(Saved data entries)
⟨
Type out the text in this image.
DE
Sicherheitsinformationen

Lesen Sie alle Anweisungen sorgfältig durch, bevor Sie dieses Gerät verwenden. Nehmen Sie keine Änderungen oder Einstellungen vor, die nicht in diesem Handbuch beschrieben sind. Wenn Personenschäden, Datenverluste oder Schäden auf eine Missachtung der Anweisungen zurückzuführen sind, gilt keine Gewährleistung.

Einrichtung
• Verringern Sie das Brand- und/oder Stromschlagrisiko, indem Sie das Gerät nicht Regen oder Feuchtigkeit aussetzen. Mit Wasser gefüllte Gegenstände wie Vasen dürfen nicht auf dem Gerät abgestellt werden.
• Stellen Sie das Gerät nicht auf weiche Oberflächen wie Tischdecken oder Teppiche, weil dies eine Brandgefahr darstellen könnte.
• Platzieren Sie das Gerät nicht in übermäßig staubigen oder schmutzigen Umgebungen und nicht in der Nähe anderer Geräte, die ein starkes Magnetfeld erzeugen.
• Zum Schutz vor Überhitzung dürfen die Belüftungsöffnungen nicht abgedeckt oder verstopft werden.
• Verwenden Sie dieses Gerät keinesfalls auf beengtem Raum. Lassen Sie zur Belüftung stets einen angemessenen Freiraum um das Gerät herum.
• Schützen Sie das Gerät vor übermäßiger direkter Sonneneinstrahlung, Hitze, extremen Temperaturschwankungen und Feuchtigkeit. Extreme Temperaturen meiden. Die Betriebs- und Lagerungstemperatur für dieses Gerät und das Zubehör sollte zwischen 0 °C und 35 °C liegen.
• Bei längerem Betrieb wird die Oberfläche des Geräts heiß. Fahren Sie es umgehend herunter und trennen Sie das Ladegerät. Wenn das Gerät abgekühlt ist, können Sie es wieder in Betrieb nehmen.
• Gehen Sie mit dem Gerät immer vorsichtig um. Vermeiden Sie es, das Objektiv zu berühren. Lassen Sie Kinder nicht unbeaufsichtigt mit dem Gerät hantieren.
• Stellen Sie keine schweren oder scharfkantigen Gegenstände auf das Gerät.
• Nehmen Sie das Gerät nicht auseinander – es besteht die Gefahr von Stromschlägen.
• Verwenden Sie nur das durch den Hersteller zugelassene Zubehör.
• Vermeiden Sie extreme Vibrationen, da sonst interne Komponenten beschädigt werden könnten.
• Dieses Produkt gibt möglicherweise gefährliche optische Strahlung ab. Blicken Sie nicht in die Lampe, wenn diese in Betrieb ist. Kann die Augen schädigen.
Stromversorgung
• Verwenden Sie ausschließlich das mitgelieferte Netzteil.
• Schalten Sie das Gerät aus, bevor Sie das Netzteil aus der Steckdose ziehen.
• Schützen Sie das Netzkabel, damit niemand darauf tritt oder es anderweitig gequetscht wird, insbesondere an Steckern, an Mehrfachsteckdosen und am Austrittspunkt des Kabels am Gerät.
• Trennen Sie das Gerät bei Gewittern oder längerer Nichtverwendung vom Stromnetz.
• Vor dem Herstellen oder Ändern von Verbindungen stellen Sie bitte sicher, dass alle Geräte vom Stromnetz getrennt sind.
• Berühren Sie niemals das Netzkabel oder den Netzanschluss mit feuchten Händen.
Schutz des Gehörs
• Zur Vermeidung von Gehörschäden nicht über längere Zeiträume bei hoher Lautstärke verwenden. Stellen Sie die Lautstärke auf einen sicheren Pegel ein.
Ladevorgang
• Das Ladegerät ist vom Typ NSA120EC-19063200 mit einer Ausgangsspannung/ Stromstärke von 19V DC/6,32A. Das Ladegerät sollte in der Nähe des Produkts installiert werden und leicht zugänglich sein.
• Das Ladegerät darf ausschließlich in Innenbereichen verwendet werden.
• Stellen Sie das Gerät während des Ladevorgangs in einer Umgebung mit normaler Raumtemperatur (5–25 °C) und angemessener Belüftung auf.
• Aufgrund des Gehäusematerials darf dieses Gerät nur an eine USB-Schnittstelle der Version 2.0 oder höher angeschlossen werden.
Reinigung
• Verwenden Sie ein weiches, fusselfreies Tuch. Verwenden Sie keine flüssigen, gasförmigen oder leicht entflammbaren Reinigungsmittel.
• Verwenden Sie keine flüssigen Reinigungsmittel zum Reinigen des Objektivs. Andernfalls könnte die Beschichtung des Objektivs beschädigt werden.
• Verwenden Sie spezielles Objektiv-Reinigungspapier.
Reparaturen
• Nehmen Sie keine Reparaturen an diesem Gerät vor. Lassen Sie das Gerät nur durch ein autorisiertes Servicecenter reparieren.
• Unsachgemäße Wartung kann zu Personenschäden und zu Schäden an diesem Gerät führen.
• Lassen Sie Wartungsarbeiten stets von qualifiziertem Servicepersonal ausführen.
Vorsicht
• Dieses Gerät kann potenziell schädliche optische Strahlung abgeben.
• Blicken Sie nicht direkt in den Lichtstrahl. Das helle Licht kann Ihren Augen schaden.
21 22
⟩
Identify each line of the material where the word "dürfen" shows up, and copy it.

- [CORRECT ANSWER]
• Verringern Sie das Brand- und/oder Stromschlagrisiko, indem Sie das Gerät nicht Regen oder Feuchtigkeit aussetzen. Mit Wasser gefüllte Gegenstände wie Vasen dürfen nicht auf dem Gerät abgestellt werden.
• Zum Schutz vor Überhitzung dürfen die Belüftungsöffnungen nicht abgedeckt oder verstopft werden.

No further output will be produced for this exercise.